■ **What to produce**:
Copy out lines with the word "coordinate" from the material that follows.

[Entries from a dataset]

# # #

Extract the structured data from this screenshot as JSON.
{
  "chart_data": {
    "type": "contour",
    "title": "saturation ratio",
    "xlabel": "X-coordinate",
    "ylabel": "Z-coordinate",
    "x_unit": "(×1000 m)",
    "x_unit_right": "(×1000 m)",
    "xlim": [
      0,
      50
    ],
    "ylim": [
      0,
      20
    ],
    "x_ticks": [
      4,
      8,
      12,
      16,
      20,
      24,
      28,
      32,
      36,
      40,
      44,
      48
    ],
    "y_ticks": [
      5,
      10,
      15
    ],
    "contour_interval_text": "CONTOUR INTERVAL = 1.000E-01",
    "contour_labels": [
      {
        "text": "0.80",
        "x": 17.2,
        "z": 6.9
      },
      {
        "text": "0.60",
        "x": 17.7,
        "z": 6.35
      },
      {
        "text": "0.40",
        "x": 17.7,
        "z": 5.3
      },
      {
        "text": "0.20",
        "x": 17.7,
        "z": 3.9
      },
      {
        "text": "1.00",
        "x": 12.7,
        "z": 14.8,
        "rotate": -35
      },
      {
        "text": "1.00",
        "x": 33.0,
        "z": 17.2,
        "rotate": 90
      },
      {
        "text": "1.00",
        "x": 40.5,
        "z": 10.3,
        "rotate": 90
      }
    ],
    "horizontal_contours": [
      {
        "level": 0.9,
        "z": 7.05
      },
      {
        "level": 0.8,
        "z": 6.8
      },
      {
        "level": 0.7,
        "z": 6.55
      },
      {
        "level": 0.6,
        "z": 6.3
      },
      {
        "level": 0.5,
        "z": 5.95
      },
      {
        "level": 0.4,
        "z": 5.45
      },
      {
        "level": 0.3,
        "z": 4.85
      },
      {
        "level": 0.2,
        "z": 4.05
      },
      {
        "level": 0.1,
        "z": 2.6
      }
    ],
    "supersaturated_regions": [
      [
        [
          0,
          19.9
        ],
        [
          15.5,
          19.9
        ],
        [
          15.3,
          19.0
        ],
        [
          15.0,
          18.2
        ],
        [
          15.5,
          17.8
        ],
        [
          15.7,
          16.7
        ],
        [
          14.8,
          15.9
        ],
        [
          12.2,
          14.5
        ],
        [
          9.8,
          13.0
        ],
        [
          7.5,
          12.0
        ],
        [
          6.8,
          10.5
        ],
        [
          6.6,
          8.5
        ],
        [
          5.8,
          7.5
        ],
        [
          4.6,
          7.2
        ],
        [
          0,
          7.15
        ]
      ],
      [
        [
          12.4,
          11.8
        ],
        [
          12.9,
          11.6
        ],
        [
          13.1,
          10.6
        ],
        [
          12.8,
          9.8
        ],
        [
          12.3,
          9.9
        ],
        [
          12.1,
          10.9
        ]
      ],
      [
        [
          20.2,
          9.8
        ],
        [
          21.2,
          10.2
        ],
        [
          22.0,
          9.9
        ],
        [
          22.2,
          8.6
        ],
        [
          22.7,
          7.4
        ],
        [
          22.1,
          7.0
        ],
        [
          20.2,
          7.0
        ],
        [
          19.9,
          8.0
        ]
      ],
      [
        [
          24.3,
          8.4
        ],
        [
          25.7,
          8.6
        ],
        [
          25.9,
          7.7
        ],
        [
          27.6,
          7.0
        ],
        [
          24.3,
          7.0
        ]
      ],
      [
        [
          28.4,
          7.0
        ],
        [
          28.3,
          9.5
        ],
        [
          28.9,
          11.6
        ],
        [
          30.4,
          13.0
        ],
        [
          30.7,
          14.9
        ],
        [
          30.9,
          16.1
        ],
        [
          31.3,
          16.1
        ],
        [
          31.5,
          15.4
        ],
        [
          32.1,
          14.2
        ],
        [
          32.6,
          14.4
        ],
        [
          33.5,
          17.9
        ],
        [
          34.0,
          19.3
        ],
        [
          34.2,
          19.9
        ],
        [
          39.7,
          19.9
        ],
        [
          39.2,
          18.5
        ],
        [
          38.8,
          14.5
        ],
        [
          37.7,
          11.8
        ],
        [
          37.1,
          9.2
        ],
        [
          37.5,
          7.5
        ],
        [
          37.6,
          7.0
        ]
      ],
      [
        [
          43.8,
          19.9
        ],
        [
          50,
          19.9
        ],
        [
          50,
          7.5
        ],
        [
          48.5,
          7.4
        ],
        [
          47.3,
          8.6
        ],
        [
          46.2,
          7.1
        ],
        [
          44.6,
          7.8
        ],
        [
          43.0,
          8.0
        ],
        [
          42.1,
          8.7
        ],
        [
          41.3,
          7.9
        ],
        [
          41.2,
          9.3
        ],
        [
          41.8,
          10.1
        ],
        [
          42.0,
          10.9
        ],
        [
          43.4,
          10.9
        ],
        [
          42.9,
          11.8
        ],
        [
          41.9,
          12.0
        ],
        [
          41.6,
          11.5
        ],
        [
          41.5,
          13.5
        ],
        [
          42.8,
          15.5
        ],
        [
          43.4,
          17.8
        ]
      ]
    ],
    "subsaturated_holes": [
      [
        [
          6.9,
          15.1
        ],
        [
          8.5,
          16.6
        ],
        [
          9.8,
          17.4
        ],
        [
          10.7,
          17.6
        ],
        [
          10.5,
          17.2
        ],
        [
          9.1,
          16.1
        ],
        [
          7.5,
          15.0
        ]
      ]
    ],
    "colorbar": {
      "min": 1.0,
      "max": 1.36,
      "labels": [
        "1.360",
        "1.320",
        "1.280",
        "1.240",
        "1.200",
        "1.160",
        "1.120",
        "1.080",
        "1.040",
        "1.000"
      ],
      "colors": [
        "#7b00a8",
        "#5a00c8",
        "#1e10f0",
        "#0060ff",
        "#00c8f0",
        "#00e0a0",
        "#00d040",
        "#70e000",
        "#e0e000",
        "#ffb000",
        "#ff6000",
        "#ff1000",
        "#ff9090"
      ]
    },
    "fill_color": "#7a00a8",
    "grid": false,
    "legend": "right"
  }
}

# # #

■ **Solution to this problem**:
    "xlabel": "X-coordinate",
    "ylabel": "Z-coordinate",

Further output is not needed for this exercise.